-- REQUIREMENTS --
Without including any pictures, copy each entry below exactly.

========

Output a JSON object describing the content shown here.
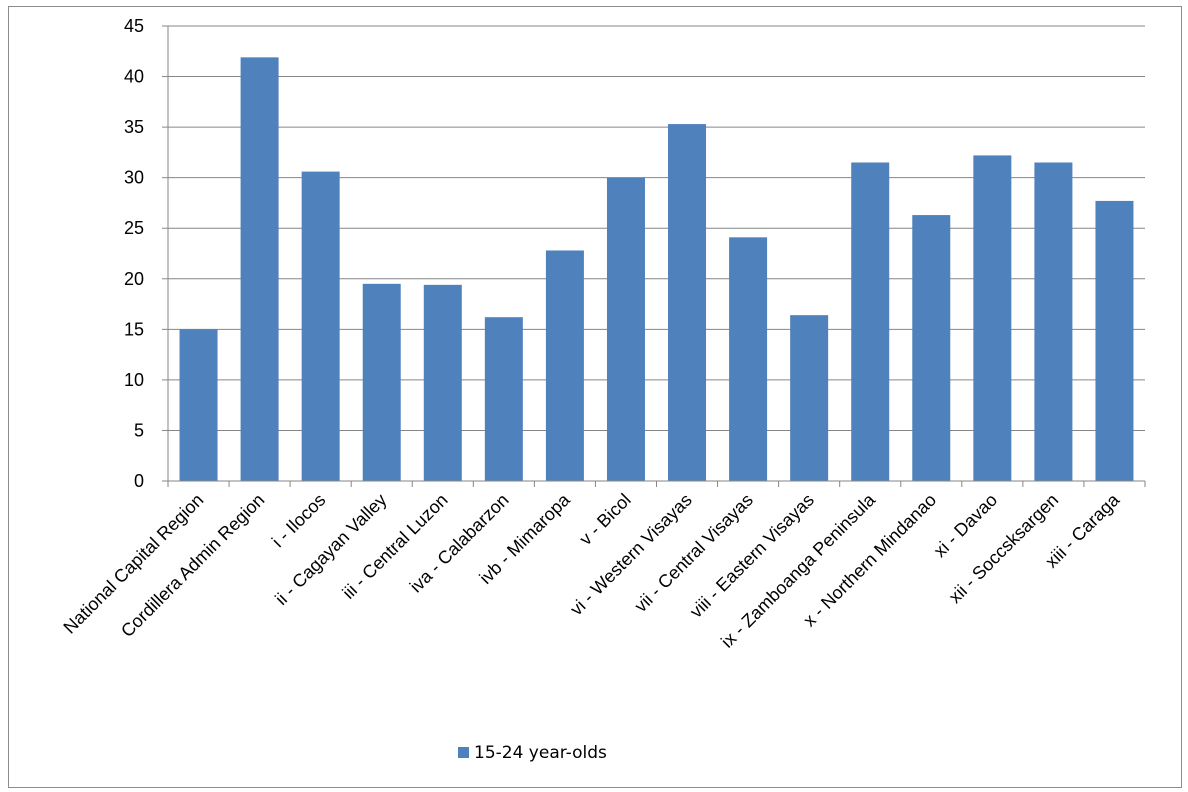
{
  "chart_data": {
    "type": "bar",
    "categories": [
      "National Capital Region",
      "Cordillera Admin Region",
      "i - Ilocos",
      "ii - Cagayan Valley",
      "iii - Central Luzon",
      "iva - Calabarzon",
      "ivb - Mimaropa",
      "v - Bicol",
      "vi - Western Visayas",
      "vii - Central Visayas",
      "viii - Eastern Visayas",
      "ix - Zamboanga Peninsula",
      "x - Northern Mindanao",
      "xi - Davao",
      "xii - Soccsksargen",
      "xiii - Caraga"
    ],
    "series": [
      {
        "name": "15-24 year-olds",
        "values": [
          15.0,
          41.9,
          30.6,
          19.5,
          19.4,
          16.2,
          22.8,
          30.0,
          35.3,
          24.1,
          16.4,
          31.5,
          26.3,
          32.2,
          31.5,
          27.7
        ]
      }
    ],
    "ylim": [
      0,
      45
    ],
    "yticks": [
      0,
      5,
      10,
      15,
      20,
      25,
      30,
      35,
      40,
      45
    ],
    "grid": true,
    "legend_position": "bottom",
    "colors": {
      "bar": "#4f81bd",
      "grid": "#868686",
      "axis": "#868686"
    }
  }
}
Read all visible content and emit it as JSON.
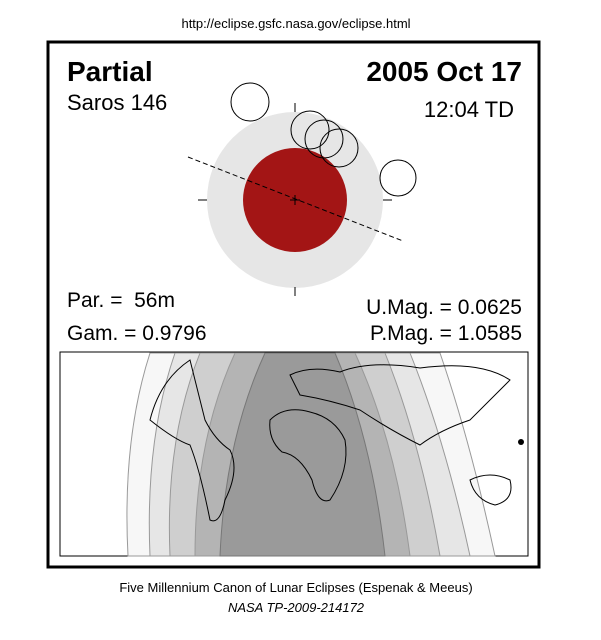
{
  "header": {
    "url": "http://eclipse.gsfc.nasa.gov/eclipse.html"
  },
  "eclipse": {
    "type": "Partial",
    "date": "2005 Oct 17",
    "saros": "Saros 146",
    "time": "12:04 TD",
    "duration": "Par. =  56m",
    "gamma": "Gam. = 0.9796",
    "umbral_mag": "U.Mag. = 0.0625",
    "penumbral_mag": "P.Mag. = 1.0585"
  },
  "footer": {
    "line1": "Five Millennium Canon of Lunar Eclipses (Espenak & Meeus)",
    "line2": "NASA TP-2009-214172"
  }
}
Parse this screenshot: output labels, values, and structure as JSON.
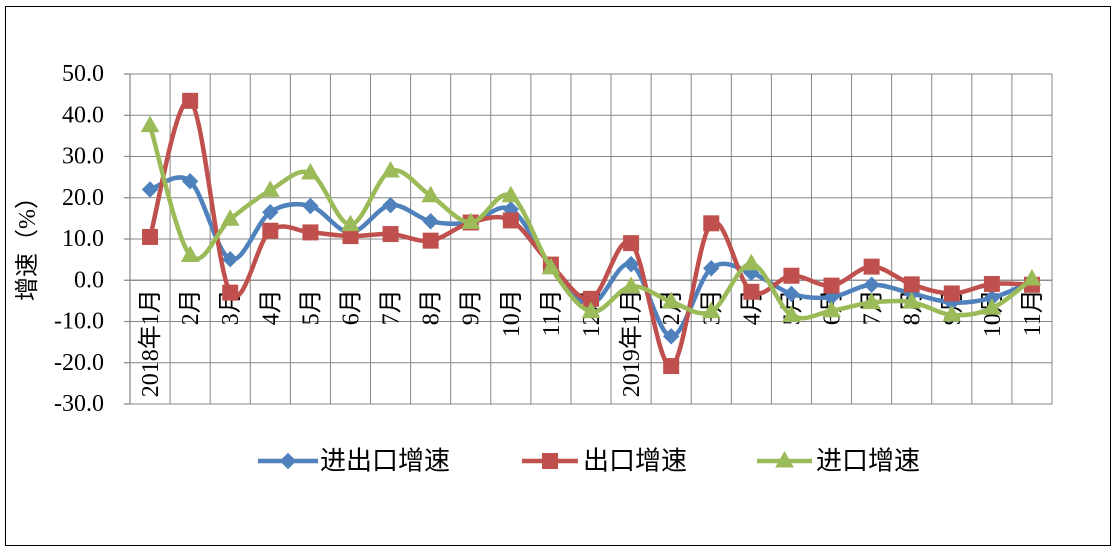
{
  "chart_data": {
    "type": "line",
    "smooth": true,
    "categories": [
      "2018年1月",
      "2月",
      "3月",
      "4月",
      "5月",
      "6月",
      "7月",
      "8月",
      "9月",
      "10月",
      "11月",
      "12月",
      "2019年1月",
      "2月",
      "3月",
      "4月",
      "5月",
      "6月",
      "7月",
      "8月",
      "9月",
      "10月",
      "11月"
    ],
    "ylabel": "增速（%）",
    "ylim": [
      -30,
      50
    ],
    "yticks": [
      50,
      40,
      30,
      20,
      10,
      0,
      -10,
      -20,
      -30
    ],
    "ytick_labels": [
      "50.0",
      "40.0",
      "30.0",
      "20.0",
      "10.0",
      "0.0",
      "-10.0",
      "-20.0",
      "-30.0"
    ],
    "grid": true,
    "legend": "bottom",
    "series": [
      {
        "name": "进出口增速",
        "color": "#4f81bd",
        "marker": "diamond",
        "values": [
          22.0,
          24.0,
          5.1,
          16.5,
          18.0,
          11.6,
          18.2,
          14.3,
          14.0,
          17.2,
          3.5,
          -5.7,
          3.9,
          -13.6,
          2.9,
          1.8,
          -3.3,
          -4.1,
          -1.1,
          -3.2,
          -5.4,
          -4.3,
          -0.3
        ]
      },
      {
        "name": "出口增速",
        "color": "#c0504d",
        "marker": "square",
        "values": [
          10.5,
          43.5,
          -3.0,
          12.0,
          11.6,
          10.7,
          11.2,
          9.6,
          14.0,
          14.5,
          3.8,
          -4.5,
          9.0,
          -20.8,
          13.8,
          -2.8,
          1.1,
          -1.3,
          3.3,
          -1.0,
          -3.2,
          -0.9,
          -1.1
        ]
      },
      {
        "name": "进口增速",
        "color": "#9bbb59",
        "marker": "triangle",
        "values": [
          37.5,
          6.0,
          14.8,
          21.8,
          26.0,
          13.5,
          26.5,
          20.5,
          14.0,
          20.5,
          3.0,
          -7.6,
          -1.5,
          -5.2,
          -7.6,
          4.0,
          -8.5,
          -7.4,
          -5.4,
          -5.3,
          -8.4,
          -6.8,
          0.3
        ]
      }
    ]
  }
}
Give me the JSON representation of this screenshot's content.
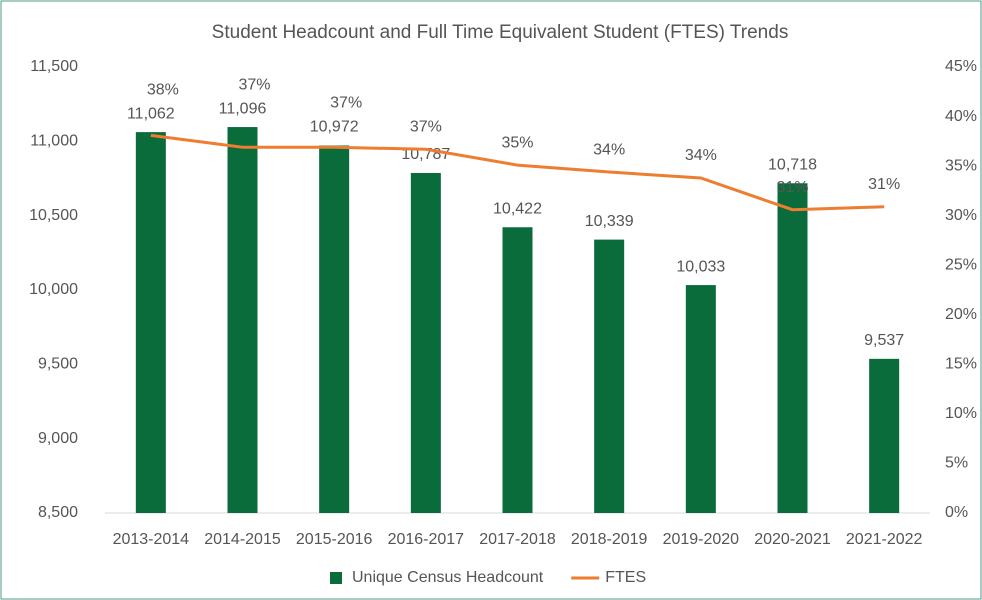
{
  "chart_data": {
    "type": "bar",
    "title": "Student Headcount and Full Time Equivalent Student (FTES) Trends",
    "categories": [
      "2013-2014",
      "2014-2015",
      "2015-2016",
      "2016-2017",
      "2017-2018",
      "2018-2019",
      "2019-2020",
      "2020-2021",
      "2021-2022"
    ],
    "series": [
      {
        "name": "Unique Census Headcount",
        "type": "bar",
        "color": "#0a6b3b",
        "values": [
          11062,
          11096,
          10972,
          10787,
          10422,
          10339,
          10033,
          10718,
          9537
        ],
        "value_labels": [
          "11,062",
          "11,096",
          "10,972",
          "10,787",
          "10,422",
          "10,339",
          "10,033",
          "10,718",
          "9,537"
        ]
      },
      {
        "name": "FTES",
        "type": "line",
        "axis": "y2",
        "color": "#ed7d31",
        "values": [
          38.1,
          36.9,
          36.9,
          36.7,
          35.1,
          34.4,
          33.8,
          30.6,
          30.9
        ],
        "value_labels": [
          "38%",
          "37%",
          "37%",
          "37%",
          "35%",
          "34%",
          "34%",
          "31%",
          "31%"
        ]
      }
    ],
    "ylim": [
      8500,
      11500
    ],
    "yticks": [
      {
        "value": 8500,
        "label": "8,500"
      },
      {
        "value": 9000,
        "label": "9,000"
      },
      {
        "value": 9500,
        "label": "9,500"
      },
      {
        "value": 10000,
        "label": "10,000"
      },
      {
        "value": 10500,
        "label": "10,500"
      },
      {
        "value": 11000,
        "label": "11,000"
      },
      {
        "value": 11500,
        "label": "11,500"
      }
    ],
    "y2lim": [
      0,
      45
    ],
    "y2ticks": [
      {
        "value": 0,
        "label": "0%"
      },
      {
        "value": 5,
        "label": "5%"
      },
      {
        "value": 10,
        "label": "10%"
      },
      {
        "value": 15,
        "label": "15%"
      },
      {
        "value": 20,
        "label": "20%"
      },
      {
        "value": 25,
        "label": "25%"
      },
      {
        "value": 30,
        "label": "30%"
      },
      {
        "value": 35,
        "label": "35%"
      },
      {
        "value": 40,
        "label": "40%"
      },
      {
        "value": 45,
        "label": "45%"
      }
    ],
    "legend": "bottom"
  }
}
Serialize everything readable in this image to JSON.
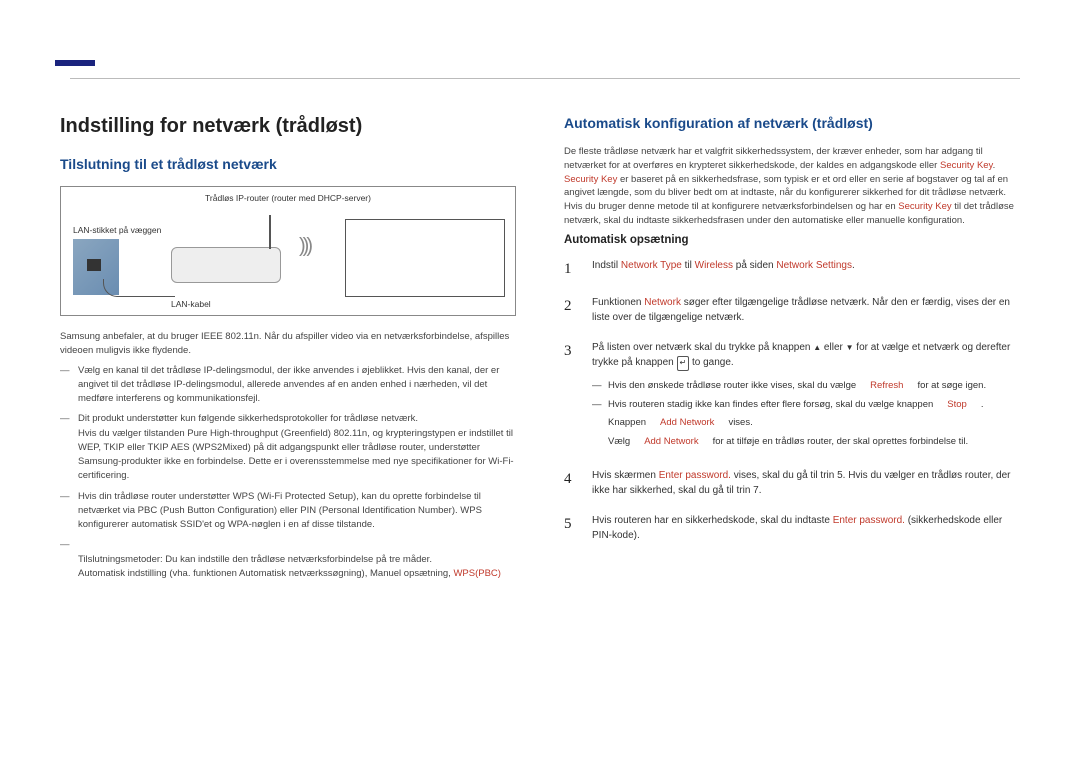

========

-- RESPONSE --
Output a JSON object describing the content shown here.
{
  "chart_data": {
    "type": "bar",
    "categories": [
      "National Capital Region",
      "Cordillera Admin Region",
      "i - Ilocos",
      "ii - Cagayan Valley",
      "iii - Central Luzon",
      "iva - Calabarzon",
      "ivb - Mimaropa",
      "v - Bicol",
      "vi - Western Visayas",
      "vii - Central Visayas",
      "viii - Eastern Visayas",
      "ix - Zamboanga Peninsula",
      "x - Northern Mindanao",
      "xi - Davao",
      "xii - Soccsksargen",
      "xiii - Caraga"
    ],
    "series": [
      {
        "name": "15-24 year-olds",
        "values": [
          15.0,
          41.9,
          30.6,
          19.5,
          19.4,
          16.2,
          22.8,
          30.0,
          35.3,
          24.1,
          16.4,
          31.5,
          26.3,
          32.2,
          31.5,
          27.7
        ]
      }
    ],
    "ylim": [
      0,
      45
    ],
    "yticks": [
      0,
      5,
      10,
      15,
      20,
      25,
      30,
      35,
      40,
      45
    ],
    "grid": true,
    "legend_position": "bottom",
    "colors": {
      "bar": "#4f81bd",
      "grid": "#868686",
      "axis": "#868686"
    }
  }
}
Read all visible content and emit it as JSON.
{
  "header": {
    "url": "http://eclipse.gsfc.nasa.gov/eclipse.html"
  },
  "eclipse": {
    "type": "Partial",
    "date": "2005 Oct 17",
    "saros": "Saros 146",
    "time": "12:04 TD",
    "duration": "Par. =  56m",
    "gamma": "Gam. = 0.9796",
    "umbral_mag": "U.Mag. = 0.0625",
    "penumbral_mag": "P.Mag. = 1.0585"
  },
  "footer": {
    "line1": "Five Millennium Canon of Lunar Eclipses (Espenak & Meeus)",
    "line2": "NASA TP-2009-214172"
  }
}
Parse this screenshot: output labels, values, and structure as JSON.
{
  "chart_data": {
    "type": "line",
    "smooth": true,
    "categories": [
      "2018年1月",
      "2月",
      "3月",
      "4月",
      "5月",
      "6月",
      "7月",
      "8月",
      "9月",
      "10月",
      "11月",
      "12月",
      "2019年1月",
      "2月",
      "3月",
      "4月",
      "5月",
      "6月",
      "7月",
      "8月",
      "9月",
      "10月",
      "11月"
    ],
    "ylabel": "增速（%）",
    "ylim": [
      -30,
      50
    ],
    "yticks": [
      50,
      40,
      30,
      20,
      10,
      0,
      -10,
      -20,
      -30
    ],
    "ytick_labels": [
      "50.0",
      "40.0",
      "30.0",
      "20.0",
      "10.0",
      "0.0",
      "-10.0",
      "-20.0",
      "-30.0"
    ],
    "grid": true,
    "legend": "bottom",
    "series": [
      {
        "name": "进出口增速",
        "color": "#4f81bd",
        "marker": "diamond",
        "values": [
          22.0,
          24.0,
          5.1,
          16.5,
          18.0,
          11.6,
          18.2,
          14.3,
          14.0,
          17.2,
          3.5,
          -5.7,
          3.9,
          -13.6,
          2.9,
          1.8,
          -3.3,
          -4.1,
          -1.1,
          -3.2,
          -5.4,
          -4.3,
          -0.3
        ]
      },
      {
        "name": "出口增速",
        "color": "#c0504d",
        "marker": "square",
        "values": [
          10.5,
          43.5,
          -3.0,
          12.0,
          11.6,
          10.7,
          11.2,
          9.6,
          14.0,
          14.5,
          3.8,
          -4.5,
          9.0,
          -20.8,
          13.8,
          -2.8,
          1.1,
          -1.3,
          3.3,
          -1.0,
          -3.2,
          -0.9,
          -1.1
        ]
      },
      {
        "name": "进口增速",
        "color": "#9bbb59",
        "marker": "triangle",
        "values": [
          37.5,
          6.0,
          14.8,
          21.8,
          26.0,
          13.5,
          26.5,
          20.5,
          14.0,
          20.5,
          3.0,
          -7.6,
          -1.5,
          -5.2,
          -7.6,
          4.0,
          -8.5,
          -7.4,
          -5.4,
          -5.3,
          -8.4,
          -6.8,
          0.3
        ]
      }
    ]
  }
}
Give me the JSON representation of this screenshot's content.
{
  "chart_data": {
    "type": "bar",
    "title": "Student Headcount and Full Time Equivalent Student (FTES) Trends",
    "categories": [
      "2013-2014",
      "2014-2015",
      "2015-2016",
      "2016-2017",
      "2017-2018",
      "2018-2019",
      "2019-2020",
      "2020-2021",
      "2021-2022"
    ],
    "series": [
      {
        "name": "Unique Census Headcount",
        "type": "bar",
        "color": "#0a6b3b",
        "values": [
          11062,
          11096,
          10972,
          10787,
          10422,
          10339,
          10033,
          10718,
          9537
        ],
        "value_labels": [
          "11,062",
          "11,096",
          "10,972",
          "10,787",
          "10,422",
          "10,339",
          "10,033",
          "10,718",
          "9,537"
        ]
      },
      {
        "name": "FTES",
        "type": "line",
        "axis": "y2",
        "color": "#ed7d31",
        "values": [
          38.1,
          36.9,
          36.9,
          36.7,
          35.1,
          34.4,
          33.8,
          30.6,
          30.9
        ],
        "value_labels": [
          "38%",
          "37%",
          "37%",
          "37%",
          "35%",
          "34%",
          "34%",
          "31%",
          "31%"
        ]
      }
    ],
    "ylim": [
      8500,
      11500
    ],
    "yticks": [
      {
        "value": 8500,
        "label": "8,500"
      },
      {
        "value": 9000,
        "label": "9,000"
      },
      {
        "value": 9500,
        "label": "9,500"
      },
      {
        "value": 10000,
        "label": "10,000"
      },
      {
        "value": 10500,
        "label": "10,500"
      },
      {
        "value": 11000,
        "label": "11,000"
      },
      {
        "value": 11500,
        "label": "11,500"
      }
    ],
    "y2lim": [
      0,
      45
    ],
    "y2ticks": [
      {
        "value": 0,
        "label": "0%"
      },
      {
        "value": 5,
        "label": "5%"
      },
      {
        "value": 10,
        "label": "10%"
      },
      {
        "value": 15,
        "label": "15%"
      },
      {
        "value": 20,
        "label": "20%"
      },
      {
        "value": 25,
        "label": "25%"
      },
      {
        "value": 30,
        "label": "30%"
      },
      {
        "value": 35,
        "label": "35%"
      },
      {
        "value": 40,
        "label": "40%"
      },
      {
        "value": 45,
        "label": "45%"
      }
    ],
    "legend": "bottom"
  }
}
Serialize everything readable in this image to JSON.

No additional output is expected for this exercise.